## BEGIN
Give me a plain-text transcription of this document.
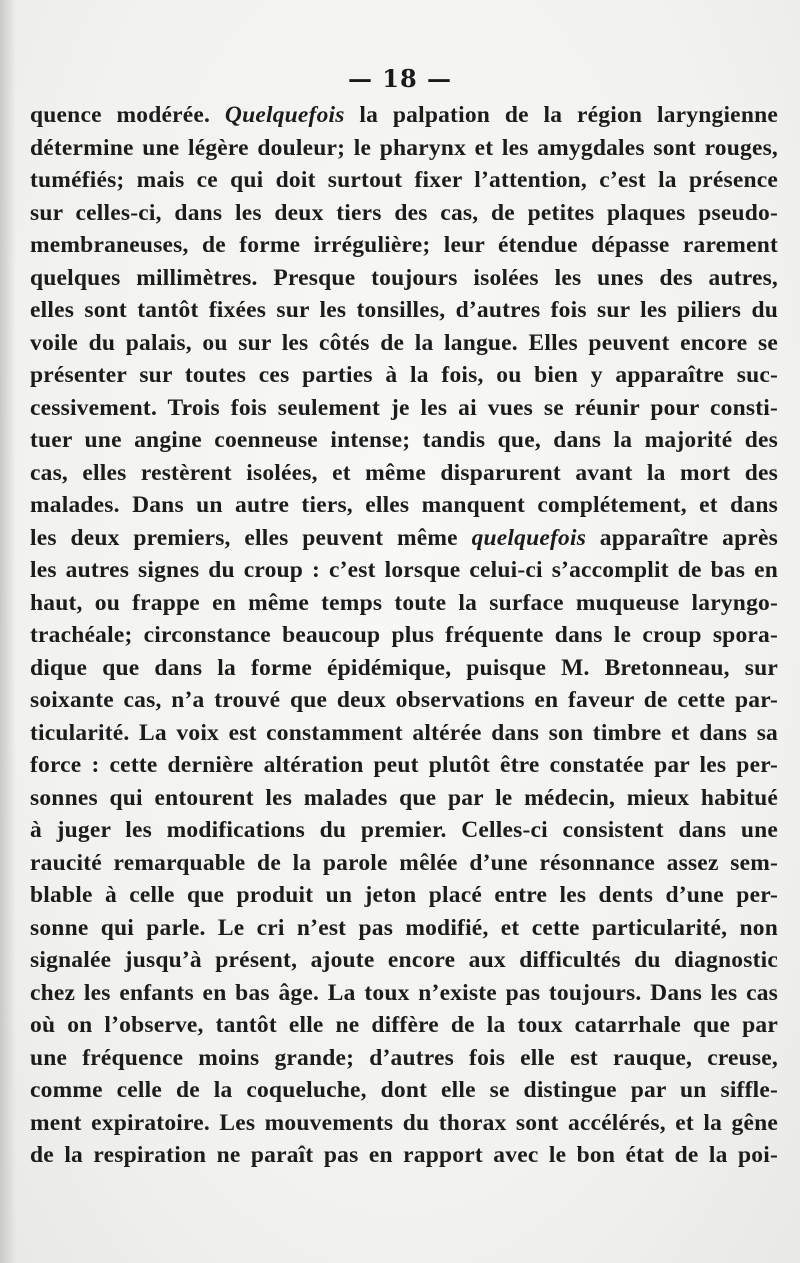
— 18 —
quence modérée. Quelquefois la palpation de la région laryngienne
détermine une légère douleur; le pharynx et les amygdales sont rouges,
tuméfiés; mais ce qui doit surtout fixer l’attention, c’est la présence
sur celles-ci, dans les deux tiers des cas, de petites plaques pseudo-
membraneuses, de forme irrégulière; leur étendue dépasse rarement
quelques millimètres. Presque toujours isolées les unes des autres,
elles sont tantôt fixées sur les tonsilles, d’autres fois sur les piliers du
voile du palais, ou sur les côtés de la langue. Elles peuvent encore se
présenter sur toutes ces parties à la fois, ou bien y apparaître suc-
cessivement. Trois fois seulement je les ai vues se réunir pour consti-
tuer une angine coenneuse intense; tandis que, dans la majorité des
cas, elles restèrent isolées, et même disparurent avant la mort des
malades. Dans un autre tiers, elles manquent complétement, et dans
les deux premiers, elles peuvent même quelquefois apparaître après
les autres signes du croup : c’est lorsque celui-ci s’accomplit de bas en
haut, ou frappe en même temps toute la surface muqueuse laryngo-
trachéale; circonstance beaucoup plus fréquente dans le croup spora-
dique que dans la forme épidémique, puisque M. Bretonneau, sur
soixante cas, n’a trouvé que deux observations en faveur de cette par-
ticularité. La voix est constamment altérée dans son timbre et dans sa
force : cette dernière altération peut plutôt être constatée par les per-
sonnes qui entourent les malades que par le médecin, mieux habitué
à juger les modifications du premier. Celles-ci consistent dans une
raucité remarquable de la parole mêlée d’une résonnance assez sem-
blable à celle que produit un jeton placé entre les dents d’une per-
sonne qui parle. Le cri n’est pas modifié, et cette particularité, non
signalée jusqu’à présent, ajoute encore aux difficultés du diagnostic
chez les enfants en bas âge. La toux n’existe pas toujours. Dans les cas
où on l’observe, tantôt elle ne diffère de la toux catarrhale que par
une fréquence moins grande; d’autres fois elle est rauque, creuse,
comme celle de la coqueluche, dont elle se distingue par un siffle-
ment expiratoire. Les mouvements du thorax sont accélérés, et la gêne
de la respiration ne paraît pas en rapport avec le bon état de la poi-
## END
## BEGIN
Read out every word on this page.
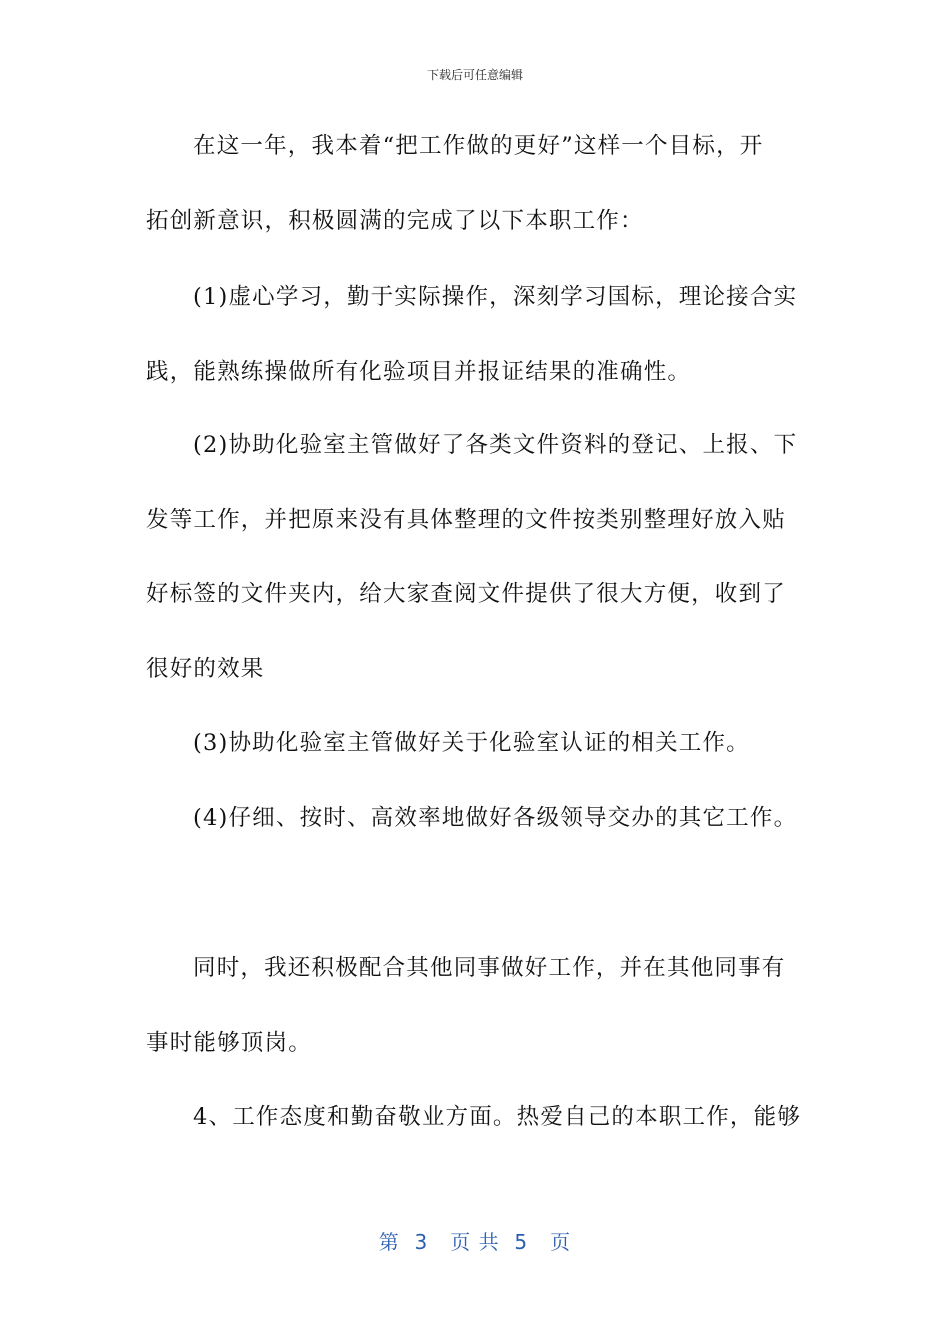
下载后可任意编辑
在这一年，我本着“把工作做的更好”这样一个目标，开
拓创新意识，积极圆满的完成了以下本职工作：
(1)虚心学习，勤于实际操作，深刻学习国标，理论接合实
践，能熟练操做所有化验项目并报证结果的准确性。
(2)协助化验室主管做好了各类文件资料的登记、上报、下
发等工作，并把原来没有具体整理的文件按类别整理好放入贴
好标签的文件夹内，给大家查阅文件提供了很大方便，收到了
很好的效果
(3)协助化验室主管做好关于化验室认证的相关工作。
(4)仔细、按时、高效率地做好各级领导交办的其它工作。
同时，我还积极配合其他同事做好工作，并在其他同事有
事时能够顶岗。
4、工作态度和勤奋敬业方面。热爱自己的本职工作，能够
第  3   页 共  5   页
## END
Scan the material above for the string "deux" and return the lines that hold it.

### Task output
sur celles-ci, dans les deux tiers des cas, de petites plaques pseudo-
les deux premiers, elles peuvent même quelquefois apparaître après
soixante cas, n’a trouvé que deux observations en faveur de cette par-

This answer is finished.